▶ _GIVEN TASK_: Output, please, every line from the line that holds "What data populates" to the end, exactly as written.

▶ _ENTRIES PROVIDED_:
════════════════════
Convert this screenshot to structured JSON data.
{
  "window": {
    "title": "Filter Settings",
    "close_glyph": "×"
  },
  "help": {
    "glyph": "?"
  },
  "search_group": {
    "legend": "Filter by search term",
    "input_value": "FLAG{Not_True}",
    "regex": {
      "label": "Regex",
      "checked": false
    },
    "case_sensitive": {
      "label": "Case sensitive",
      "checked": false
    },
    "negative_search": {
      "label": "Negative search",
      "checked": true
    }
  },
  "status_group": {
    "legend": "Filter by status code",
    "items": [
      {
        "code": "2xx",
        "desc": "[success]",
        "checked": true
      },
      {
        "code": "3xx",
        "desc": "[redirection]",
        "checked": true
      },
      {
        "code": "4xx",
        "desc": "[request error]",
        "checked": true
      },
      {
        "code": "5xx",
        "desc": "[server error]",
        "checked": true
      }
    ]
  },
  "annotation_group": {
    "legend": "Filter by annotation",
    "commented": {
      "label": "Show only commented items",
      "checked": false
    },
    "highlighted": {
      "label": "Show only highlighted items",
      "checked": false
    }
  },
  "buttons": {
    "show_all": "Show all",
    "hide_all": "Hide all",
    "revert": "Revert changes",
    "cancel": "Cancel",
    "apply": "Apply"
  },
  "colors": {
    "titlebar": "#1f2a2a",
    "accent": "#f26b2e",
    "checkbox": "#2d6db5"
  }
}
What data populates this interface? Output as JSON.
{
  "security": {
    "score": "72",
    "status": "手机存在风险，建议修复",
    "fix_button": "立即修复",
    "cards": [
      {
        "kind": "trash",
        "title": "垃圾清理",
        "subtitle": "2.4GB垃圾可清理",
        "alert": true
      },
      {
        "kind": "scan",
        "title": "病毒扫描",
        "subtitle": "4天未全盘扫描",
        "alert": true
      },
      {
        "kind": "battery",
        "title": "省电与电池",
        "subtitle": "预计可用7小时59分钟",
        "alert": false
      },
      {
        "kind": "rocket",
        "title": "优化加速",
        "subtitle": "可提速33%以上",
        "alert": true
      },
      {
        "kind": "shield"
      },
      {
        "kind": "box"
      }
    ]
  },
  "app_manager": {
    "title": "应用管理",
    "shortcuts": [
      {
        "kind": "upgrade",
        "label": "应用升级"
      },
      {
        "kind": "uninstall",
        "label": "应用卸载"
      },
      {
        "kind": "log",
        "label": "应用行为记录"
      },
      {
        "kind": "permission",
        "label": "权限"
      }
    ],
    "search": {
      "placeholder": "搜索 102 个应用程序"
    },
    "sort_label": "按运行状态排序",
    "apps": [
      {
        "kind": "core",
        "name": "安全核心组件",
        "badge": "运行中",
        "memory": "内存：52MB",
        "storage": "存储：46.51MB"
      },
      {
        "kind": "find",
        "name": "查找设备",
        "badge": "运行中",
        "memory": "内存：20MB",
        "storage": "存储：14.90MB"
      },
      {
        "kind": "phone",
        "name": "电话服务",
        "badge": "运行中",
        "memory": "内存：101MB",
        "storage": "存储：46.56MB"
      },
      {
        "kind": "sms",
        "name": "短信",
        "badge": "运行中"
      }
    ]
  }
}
════════════════════
▶ _EXERCISE RESPONSE_:
What data populates this interface? Output as JSON.
{
  "security": {
    "score": "72",
    "status": "手机存在风险，建议修复",
    "fix_button": "立即修复",
    "cards": [
      {
        "kind": "trash",
        "title": "垃圾清理",
        "subtitle": "2.4GB垃圾可清理",
        "alert": true
      },
      {
        "kind": "scan",
        "title": "病毒扫描",
        "subtitle": "4天未全盘扫描",
        "alert": true
      },
      {
        "kind": "battery",
        "title": "省电与电池",
        "subtitle": "预计可用7小时59分钟",
        "alert": false
      },
      {
        "kind": "rocket",
        "title": "优化加速",
        "subtitle": "可提速33%以上",
        "alert": true
      },
      {
        "kind": "shield"
      },
      {
        "kind": "box"
      }
    ]
  },
  "app_manager": {
    "title": "应用管理",
    "shortcuts": [
      {
        "kind": "upgrade",
        "label": "应用升级"
      },
      {
        "kind": "uninstall",
        "label": "应用卸载"
      },
      {
        "kind": "log",
        "label": "应用行为记录"
      },
      {
        "kind": "permission",
        "label": "权限"
      }
    ],
    "search": {
      "placeholder": "搜索 102 个应用程序"
    },
    "sort_label": "按运行状态排序",
    "apps": [
      {
        "kind": "core",
        "name": "安全核心组件",
        "badge": "运行中",
        "memory": "内存：52MB",
        "storage": "存储：46.51MB"
      },
      {
        "kind": "find",
        "name": "查找设备",
        "badge": "运行中",
        "memory": "内存：20MB",
        "storage": "存储：14.90MB"
      },
      {
        "kind": "phone",
        "name": "电话服务",
        "badge": "运行中",
        "memory": "内存：101MB",
        "storage": "存储：46.56MB"
      },
      {
        "kind": "sms",
        "name": "短信",
        "badge": "运行中"
      }
    ]
  }
}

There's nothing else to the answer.